WHAT THIS TASK INVOLVES: How many lines of the data include the string "ottaen"? State the number and nothing else.

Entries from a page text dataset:
┏━━

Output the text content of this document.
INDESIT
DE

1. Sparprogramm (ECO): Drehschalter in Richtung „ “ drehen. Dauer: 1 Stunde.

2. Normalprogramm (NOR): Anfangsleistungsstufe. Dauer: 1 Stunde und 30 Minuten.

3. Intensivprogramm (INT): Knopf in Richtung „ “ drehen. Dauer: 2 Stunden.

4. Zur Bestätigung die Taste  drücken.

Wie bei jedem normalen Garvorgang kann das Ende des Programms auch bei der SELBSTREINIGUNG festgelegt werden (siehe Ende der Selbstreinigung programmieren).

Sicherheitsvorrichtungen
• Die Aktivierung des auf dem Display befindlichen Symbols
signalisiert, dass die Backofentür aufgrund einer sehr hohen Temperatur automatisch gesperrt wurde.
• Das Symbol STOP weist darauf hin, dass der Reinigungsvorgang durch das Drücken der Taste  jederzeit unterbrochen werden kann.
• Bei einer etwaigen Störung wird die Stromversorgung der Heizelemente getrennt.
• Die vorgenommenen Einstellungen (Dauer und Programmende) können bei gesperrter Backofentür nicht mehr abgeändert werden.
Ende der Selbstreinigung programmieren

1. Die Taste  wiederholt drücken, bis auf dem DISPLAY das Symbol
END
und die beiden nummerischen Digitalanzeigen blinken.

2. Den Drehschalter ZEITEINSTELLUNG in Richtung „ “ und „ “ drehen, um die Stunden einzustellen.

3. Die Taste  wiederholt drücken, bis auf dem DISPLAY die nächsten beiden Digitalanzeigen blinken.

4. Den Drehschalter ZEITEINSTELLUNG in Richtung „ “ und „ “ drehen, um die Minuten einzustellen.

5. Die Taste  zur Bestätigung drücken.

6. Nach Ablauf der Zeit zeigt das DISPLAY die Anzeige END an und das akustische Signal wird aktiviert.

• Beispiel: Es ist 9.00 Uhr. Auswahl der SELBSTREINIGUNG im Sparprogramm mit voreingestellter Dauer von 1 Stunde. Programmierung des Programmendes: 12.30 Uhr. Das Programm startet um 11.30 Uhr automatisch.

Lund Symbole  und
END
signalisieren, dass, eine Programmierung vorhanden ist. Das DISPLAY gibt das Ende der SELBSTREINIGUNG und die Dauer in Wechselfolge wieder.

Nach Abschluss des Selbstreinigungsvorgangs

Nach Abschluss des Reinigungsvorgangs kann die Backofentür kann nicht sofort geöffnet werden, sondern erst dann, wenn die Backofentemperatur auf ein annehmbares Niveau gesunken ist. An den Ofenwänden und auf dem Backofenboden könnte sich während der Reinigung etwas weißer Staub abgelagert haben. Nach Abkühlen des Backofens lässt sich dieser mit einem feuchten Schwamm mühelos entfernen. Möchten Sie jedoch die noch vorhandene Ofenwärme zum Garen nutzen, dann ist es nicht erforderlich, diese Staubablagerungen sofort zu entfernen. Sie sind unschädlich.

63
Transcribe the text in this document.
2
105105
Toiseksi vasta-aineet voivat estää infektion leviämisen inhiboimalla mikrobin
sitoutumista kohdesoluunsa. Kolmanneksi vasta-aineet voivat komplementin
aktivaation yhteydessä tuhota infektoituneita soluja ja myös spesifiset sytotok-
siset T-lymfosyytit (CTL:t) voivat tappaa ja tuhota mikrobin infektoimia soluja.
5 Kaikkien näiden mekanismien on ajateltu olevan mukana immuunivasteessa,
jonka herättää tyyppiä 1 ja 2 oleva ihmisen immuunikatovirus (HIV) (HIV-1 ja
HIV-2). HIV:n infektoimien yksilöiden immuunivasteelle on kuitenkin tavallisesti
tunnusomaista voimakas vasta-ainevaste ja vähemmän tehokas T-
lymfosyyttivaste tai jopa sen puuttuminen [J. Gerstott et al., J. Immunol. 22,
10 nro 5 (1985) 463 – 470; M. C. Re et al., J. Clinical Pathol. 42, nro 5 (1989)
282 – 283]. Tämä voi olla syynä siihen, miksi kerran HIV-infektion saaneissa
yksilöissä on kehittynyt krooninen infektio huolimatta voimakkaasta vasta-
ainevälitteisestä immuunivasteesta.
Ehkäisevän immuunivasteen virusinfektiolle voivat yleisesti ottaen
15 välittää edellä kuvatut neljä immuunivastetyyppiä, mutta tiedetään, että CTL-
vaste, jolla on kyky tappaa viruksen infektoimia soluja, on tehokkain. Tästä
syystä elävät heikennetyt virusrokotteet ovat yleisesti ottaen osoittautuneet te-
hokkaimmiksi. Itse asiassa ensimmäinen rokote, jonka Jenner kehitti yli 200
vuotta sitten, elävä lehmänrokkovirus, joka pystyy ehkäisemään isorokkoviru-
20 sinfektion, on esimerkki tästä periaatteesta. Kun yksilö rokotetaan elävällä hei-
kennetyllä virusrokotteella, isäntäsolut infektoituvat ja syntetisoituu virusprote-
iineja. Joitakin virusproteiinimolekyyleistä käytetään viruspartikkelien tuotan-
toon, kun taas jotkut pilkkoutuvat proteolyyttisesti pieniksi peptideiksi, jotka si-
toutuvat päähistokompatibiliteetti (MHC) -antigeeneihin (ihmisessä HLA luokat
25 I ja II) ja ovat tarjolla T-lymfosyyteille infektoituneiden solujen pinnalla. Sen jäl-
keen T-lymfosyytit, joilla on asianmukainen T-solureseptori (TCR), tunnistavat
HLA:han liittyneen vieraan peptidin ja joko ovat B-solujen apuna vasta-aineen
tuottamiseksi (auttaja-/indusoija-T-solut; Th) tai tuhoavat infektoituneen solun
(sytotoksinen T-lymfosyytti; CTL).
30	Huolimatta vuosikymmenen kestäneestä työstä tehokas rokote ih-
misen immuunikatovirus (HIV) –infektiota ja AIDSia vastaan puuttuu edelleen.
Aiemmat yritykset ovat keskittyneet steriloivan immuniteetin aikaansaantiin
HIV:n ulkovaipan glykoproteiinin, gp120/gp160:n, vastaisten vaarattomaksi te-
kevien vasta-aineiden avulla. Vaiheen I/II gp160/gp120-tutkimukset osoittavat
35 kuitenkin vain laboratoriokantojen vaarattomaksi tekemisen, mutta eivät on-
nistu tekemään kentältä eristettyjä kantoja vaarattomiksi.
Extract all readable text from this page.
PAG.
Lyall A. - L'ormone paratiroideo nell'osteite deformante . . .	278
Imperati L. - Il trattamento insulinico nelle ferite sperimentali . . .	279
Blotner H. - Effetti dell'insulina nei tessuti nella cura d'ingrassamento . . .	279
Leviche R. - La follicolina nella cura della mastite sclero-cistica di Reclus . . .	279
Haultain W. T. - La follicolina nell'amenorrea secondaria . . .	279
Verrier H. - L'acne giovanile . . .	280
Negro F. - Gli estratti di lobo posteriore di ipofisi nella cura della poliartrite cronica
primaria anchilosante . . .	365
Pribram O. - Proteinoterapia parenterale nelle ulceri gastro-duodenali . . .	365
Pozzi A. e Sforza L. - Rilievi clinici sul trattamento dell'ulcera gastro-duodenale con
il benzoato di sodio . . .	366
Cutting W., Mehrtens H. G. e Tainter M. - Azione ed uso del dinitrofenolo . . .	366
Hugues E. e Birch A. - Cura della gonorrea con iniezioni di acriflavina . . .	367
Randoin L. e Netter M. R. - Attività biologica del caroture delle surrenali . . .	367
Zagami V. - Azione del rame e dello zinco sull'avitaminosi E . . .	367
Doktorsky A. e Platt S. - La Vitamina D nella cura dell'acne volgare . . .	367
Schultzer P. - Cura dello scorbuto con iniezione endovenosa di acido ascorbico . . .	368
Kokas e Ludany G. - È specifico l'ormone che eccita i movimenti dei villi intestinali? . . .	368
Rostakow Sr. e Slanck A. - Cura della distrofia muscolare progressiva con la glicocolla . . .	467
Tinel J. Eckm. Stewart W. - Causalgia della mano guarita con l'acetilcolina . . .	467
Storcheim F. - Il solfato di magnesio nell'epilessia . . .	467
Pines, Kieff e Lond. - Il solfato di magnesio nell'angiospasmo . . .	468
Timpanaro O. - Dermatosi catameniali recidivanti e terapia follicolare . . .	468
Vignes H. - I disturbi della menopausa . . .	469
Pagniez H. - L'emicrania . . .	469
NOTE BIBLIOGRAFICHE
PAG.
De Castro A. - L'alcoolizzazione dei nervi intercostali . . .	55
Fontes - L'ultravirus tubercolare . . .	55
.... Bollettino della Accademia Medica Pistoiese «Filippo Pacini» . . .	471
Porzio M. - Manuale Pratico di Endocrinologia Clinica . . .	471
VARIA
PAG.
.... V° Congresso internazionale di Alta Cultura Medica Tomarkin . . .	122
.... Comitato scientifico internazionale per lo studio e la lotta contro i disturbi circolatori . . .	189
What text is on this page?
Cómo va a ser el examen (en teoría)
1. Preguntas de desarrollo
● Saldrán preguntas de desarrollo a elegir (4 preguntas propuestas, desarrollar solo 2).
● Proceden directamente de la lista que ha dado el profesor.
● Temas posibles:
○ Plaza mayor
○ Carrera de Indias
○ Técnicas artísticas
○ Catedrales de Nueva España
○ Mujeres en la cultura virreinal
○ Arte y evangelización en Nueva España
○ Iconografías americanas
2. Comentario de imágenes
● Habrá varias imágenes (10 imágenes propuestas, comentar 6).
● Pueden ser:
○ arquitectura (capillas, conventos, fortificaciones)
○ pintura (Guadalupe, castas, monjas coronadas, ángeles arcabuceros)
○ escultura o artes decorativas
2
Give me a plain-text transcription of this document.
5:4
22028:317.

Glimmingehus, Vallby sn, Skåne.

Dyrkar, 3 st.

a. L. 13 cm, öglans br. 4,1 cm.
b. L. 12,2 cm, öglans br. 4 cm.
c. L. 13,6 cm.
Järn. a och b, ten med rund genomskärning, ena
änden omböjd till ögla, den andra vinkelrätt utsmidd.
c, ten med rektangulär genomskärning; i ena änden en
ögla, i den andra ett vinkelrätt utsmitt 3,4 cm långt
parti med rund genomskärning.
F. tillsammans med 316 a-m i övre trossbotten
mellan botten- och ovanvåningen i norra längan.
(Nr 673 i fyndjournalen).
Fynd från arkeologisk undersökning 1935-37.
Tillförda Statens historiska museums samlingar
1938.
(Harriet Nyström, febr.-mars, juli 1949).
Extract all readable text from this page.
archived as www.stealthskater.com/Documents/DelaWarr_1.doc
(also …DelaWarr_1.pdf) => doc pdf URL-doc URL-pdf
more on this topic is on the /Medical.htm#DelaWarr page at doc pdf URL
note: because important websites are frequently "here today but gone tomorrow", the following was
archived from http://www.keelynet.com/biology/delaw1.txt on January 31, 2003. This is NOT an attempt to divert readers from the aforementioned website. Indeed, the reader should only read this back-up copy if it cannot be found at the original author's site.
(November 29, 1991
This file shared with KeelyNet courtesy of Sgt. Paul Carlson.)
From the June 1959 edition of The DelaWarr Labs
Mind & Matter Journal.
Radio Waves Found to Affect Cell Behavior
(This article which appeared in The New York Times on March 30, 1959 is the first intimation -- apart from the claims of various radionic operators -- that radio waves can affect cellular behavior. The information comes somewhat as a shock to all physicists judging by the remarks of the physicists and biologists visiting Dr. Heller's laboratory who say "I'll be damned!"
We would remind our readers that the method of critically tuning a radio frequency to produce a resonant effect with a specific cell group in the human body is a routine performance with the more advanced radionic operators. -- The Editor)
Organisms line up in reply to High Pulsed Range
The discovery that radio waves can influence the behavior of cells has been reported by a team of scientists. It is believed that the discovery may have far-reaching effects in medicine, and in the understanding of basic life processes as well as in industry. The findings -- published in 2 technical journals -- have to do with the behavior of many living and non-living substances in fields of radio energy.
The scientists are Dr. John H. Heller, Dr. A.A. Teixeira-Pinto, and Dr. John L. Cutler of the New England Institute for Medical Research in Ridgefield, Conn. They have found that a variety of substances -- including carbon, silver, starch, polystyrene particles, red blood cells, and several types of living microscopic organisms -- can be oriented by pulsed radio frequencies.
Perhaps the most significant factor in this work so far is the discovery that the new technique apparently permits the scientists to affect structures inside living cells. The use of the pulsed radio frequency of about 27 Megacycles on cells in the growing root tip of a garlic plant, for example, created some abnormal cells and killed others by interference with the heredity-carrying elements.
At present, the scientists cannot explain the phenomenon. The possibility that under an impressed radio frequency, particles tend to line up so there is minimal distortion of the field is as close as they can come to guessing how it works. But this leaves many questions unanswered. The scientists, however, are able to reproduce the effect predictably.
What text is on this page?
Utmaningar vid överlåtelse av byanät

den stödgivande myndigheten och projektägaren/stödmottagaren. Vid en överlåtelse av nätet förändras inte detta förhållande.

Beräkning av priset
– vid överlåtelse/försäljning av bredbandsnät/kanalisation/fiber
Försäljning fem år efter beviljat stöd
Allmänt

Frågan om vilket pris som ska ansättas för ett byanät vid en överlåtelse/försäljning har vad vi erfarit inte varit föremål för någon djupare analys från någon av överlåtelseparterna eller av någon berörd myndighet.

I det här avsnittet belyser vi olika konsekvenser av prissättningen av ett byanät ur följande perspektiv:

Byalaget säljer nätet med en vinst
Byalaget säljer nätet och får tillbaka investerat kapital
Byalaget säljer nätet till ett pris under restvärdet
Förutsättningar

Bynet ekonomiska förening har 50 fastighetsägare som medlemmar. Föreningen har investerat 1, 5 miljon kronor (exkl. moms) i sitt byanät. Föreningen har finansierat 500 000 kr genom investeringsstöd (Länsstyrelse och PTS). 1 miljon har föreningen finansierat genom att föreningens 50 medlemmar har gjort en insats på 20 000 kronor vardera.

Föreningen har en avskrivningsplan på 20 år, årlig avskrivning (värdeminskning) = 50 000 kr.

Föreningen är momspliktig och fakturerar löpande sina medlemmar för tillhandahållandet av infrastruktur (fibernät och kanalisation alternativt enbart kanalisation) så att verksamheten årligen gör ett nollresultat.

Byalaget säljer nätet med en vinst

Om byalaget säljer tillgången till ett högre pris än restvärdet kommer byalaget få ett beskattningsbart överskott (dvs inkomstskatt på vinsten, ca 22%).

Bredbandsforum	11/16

┗━━

OUTPUT: 2